_WHAT YOU ARE ASKED TO DO_. Reproduce every entry in the listing without alteration.

-- start of MATERIAL FOR THIS TASK --

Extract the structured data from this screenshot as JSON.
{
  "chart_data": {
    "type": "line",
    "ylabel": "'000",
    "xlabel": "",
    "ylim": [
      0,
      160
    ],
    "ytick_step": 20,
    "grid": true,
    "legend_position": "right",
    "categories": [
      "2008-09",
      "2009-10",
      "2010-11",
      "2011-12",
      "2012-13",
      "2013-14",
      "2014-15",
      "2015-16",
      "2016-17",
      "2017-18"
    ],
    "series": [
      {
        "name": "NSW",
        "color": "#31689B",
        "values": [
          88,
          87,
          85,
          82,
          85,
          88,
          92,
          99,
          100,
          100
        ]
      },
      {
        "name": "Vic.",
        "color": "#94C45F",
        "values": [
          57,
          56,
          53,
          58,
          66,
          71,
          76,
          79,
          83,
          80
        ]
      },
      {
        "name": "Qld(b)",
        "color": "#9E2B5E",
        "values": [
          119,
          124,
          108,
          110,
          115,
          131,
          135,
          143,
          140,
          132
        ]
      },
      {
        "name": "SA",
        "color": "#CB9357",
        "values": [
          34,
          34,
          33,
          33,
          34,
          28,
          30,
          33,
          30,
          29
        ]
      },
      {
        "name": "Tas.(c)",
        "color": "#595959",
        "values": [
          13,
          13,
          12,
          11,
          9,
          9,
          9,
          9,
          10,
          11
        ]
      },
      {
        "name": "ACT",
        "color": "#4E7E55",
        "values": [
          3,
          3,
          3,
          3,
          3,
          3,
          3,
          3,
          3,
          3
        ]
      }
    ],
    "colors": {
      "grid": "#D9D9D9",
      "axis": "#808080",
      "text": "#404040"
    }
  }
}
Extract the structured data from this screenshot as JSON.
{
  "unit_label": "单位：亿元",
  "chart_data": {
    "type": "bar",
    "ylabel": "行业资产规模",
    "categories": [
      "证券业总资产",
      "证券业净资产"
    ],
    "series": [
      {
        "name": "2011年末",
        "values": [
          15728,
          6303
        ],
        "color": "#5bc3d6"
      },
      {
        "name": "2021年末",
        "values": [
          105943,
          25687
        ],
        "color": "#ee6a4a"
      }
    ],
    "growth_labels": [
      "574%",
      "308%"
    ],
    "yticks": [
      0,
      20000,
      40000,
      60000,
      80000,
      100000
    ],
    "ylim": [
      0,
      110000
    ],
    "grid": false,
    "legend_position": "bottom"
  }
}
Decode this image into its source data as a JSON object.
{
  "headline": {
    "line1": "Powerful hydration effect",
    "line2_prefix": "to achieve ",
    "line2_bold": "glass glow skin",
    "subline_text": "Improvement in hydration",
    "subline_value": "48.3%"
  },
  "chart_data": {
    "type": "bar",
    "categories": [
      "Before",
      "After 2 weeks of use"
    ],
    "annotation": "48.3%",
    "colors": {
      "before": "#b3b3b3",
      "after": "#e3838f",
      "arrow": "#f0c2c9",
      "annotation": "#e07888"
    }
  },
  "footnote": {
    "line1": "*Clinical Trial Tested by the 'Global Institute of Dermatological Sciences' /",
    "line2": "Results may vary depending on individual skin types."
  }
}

-- end of MATERIAL FOR THIS TASK --

_RESPONSE BELOW_.
Extract the structured data from this screenshot as JSON.
{
  "chart_data": {
    "type": "line",
    "ylabel": "'000",
    "xlabel": "",
    "ylim": [
      0,
      160
    ],
    "ytick_step": 20,
    "grid": true,
    "legend_position": "right",
    "categories": [
      "2008-09",
      "2009-10",
      "2010-11",
      "2011-12",
      "2012-13",
      "2013-14",
      "2014-15",
      "2015-16",
      "2016-17",
      "2017-18"
    ],
    "series": [
      {
        "name": "NSW",
        "color": "#31689B",
        "values": [
          88,
          87,
          85,
          82,
          85,
          88,
          92,
          99,
          100,
          100
        ]
      },
      {
        "name": "Vic.",
        "color": "#94C45F",
        "values": [
          57,
          56,
          53,
          58,
          66,
          71,
          76,
          79,
          83,
          80
        ]
      },
      {
        "name": "Qld(b)",
        "color": "#9E2B5E",
        "values": [
          119,
          124,
          108,
          110,
          115,
          131,
          135,
          143,
          140,
          132
        ]
      },
      {
        "name": "SA",
        "color": "#CB9357",
        "values": [
          34,
          34,
          33,
          33,
          34,
          28,
          30,
          33,
          30,
          29
        ]
      },
      {
        "name": "Tas.(c)",
        "color": "#595959",
        "values": [
          13,
          13,
          12,
          11,
          9,
          9,
          9,
          9,
          10,
          11
        ]
      },
      {
        "name": "ACT",
        "color": "#4E7E55",
        "values": [
          3,
          3,
          3,
          3,
          3,
          3,
          3,
          3,
          3,
          3
        ]
      }
    ],
    "colors": {
      "grid": "#D9D9D9",
      "axis": "#808080",
      "text": "#404040"
    }
  }
}
Extract the structured data from this screenshot as JSON.
{
  "unit_label": "单位：亿元",
  "chart_data": {
    "type": "bar",
    "ylabel": "行业资产规模",
    "categories": [
      "证券业总资产",
      "证券业净资产"
    ],
    "series": [
      {
        "name": "2011年末",
        "values": [
          15728,
          6303
        ],
        "color": "#5bc3d6"
      },
      {
        "name": "2021年末",
        "values": [
          105943,
          25687
        ],
        "color": "#ee6a4a"
      }
    ],
    "growth_labels": [
      "574%",
      "308%"
    ],
    "yticks": [
      0,
      20000,
      40000,
      60000,
      80000,
      100000
    ],
    "ylim": [
      0,
      110000
    ],
    "grid": false,
    "legend_position": "bottom"
  }
}
Decode this image into its source data as a JSON object.
{
  "headline": {
    "line1": "Powerful hydration effect",
    "line2_prefix": "to achieve ",
    "line2_bold": "glass glow skin",
    "subline_text": "Improvement in hydration",
    "subline_value": "48.3%"
  },
  "chart_data": {
    "type": "bar",
    "categories": [
      "Before",
      "After 2 weeks of use"
    ],
    "annotation": "48.3%",
    "colors": {
      "before": "#b3b3b3",
      "after": "#e3838f",
      "arrow": "#f0c2c9",
      "annotation": "#e07888"
    }
  },
  "footnote": {
    "line1": "*Clinical Trial Tested by the 'Global Institute of Dermatological Sciences' /",
    "line2": "Results may vary depending on individual skin types."
  }
}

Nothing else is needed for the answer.